### What needs to be done
Records follow. Pull out every line that contains "ylabel".

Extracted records
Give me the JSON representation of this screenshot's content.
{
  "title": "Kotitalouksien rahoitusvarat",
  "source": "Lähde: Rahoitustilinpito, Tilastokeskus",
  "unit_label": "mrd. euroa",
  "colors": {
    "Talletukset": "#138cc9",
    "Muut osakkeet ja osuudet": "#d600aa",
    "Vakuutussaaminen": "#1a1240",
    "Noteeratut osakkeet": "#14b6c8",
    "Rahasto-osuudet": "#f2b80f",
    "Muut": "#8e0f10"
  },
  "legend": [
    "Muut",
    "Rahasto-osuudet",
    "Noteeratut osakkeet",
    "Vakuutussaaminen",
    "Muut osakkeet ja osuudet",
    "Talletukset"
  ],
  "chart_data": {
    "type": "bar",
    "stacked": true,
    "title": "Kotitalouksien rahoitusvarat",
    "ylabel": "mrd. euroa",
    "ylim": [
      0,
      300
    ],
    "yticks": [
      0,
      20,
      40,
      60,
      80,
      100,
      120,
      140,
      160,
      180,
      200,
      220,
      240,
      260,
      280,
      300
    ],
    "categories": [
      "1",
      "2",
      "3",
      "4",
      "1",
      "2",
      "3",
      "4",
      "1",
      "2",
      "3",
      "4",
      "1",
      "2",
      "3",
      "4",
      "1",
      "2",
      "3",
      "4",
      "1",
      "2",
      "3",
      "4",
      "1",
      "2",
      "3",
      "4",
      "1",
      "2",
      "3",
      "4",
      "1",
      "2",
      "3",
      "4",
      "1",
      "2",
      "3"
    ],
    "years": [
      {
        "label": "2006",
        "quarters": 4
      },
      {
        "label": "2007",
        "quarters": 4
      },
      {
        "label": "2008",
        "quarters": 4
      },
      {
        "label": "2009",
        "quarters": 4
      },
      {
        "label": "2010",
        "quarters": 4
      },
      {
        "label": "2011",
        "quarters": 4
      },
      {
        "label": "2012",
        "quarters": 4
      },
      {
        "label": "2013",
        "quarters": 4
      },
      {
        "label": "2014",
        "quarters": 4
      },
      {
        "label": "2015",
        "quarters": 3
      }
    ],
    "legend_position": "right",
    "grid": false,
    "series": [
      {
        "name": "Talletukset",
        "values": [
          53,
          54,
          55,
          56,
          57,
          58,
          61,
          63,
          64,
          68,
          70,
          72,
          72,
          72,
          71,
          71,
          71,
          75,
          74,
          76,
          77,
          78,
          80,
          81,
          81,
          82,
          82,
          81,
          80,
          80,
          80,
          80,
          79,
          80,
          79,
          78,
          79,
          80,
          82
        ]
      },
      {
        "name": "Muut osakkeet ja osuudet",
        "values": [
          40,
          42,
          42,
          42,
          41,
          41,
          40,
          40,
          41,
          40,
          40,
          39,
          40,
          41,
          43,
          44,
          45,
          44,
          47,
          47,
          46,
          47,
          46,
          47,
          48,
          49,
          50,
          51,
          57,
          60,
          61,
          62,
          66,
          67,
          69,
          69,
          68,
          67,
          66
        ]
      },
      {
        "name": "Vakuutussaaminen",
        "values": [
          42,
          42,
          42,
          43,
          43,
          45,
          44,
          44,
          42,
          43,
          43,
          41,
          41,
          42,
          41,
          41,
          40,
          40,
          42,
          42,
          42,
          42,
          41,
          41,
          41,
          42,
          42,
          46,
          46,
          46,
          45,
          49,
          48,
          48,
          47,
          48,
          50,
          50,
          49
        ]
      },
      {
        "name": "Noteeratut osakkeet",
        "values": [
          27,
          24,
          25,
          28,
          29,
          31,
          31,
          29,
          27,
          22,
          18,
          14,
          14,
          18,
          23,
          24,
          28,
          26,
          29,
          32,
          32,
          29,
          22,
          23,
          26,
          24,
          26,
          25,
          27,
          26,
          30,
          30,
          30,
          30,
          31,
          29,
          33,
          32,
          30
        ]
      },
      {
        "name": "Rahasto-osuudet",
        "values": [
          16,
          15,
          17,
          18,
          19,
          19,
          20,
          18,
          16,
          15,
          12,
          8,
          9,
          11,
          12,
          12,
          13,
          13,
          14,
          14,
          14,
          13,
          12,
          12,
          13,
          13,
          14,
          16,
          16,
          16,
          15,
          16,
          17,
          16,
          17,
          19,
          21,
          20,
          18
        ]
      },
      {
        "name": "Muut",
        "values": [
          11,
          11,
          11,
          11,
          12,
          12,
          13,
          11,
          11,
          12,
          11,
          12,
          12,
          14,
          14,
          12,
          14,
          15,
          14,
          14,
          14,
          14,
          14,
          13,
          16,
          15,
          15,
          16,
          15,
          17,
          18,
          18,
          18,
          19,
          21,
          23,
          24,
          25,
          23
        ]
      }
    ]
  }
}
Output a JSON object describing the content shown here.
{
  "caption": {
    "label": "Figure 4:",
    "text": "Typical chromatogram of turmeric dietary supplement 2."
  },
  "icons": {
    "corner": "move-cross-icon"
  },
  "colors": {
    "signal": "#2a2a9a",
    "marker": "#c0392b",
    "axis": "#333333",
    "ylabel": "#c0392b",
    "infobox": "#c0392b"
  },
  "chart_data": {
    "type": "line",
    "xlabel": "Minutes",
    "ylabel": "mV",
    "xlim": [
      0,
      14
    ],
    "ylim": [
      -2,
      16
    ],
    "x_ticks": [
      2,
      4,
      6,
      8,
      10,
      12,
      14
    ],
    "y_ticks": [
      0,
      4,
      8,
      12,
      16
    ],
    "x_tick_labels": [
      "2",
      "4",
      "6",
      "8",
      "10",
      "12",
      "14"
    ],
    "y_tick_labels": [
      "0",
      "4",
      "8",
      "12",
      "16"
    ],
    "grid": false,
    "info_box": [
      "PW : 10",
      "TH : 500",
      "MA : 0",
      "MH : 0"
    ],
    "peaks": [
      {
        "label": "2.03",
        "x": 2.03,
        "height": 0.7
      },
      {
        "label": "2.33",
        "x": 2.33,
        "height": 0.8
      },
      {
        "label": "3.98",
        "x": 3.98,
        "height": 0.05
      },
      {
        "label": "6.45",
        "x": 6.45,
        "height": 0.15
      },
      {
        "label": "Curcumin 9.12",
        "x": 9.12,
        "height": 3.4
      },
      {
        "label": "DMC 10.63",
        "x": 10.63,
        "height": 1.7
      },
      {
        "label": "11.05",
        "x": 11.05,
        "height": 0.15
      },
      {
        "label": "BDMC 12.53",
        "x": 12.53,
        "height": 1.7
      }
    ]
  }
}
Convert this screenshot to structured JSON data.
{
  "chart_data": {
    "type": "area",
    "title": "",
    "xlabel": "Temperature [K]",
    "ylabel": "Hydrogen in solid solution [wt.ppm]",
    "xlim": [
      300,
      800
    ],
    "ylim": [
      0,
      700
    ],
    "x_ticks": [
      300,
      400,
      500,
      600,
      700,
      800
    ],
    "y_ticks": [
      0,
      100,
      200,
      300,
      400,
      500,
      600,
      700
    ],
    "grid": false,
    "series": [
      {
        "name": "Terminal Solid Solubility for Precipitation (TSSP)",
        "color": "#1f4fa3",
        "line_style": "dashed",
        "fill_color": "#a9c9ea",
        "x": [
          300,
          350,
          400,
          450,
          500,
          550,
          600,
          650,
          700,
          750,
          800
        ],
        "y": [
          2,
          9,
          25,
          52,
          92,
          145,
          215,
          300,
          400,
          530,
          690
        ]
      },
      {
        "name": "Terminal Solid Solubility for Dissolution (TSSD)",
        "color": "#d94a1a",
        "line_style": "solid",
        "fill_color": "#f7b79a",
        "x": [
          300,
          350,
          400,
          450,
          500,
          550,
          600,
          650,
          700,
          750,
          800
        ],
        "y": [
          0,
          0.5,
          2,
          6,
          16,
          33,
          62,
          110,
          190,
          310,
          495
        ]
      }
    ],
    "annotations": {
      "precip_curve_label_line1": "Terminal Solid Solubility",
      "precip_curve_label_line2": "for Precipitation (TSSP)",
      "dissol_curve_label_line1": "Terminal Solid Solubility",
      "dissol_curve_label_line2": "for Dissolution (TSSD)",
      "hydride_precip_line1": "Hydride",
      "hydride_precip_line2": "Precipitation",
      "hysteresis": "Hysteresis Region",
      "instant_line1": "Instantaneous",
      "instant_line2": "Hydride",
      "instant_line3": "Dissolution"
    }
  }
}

### Result for this task
    "ylabel": "mrd. euroa",
    "ylabel": "#c0392b",
    "ylabel": "mV",
    "ylabel": "Hydrogen in solid solution [wt.ppm]",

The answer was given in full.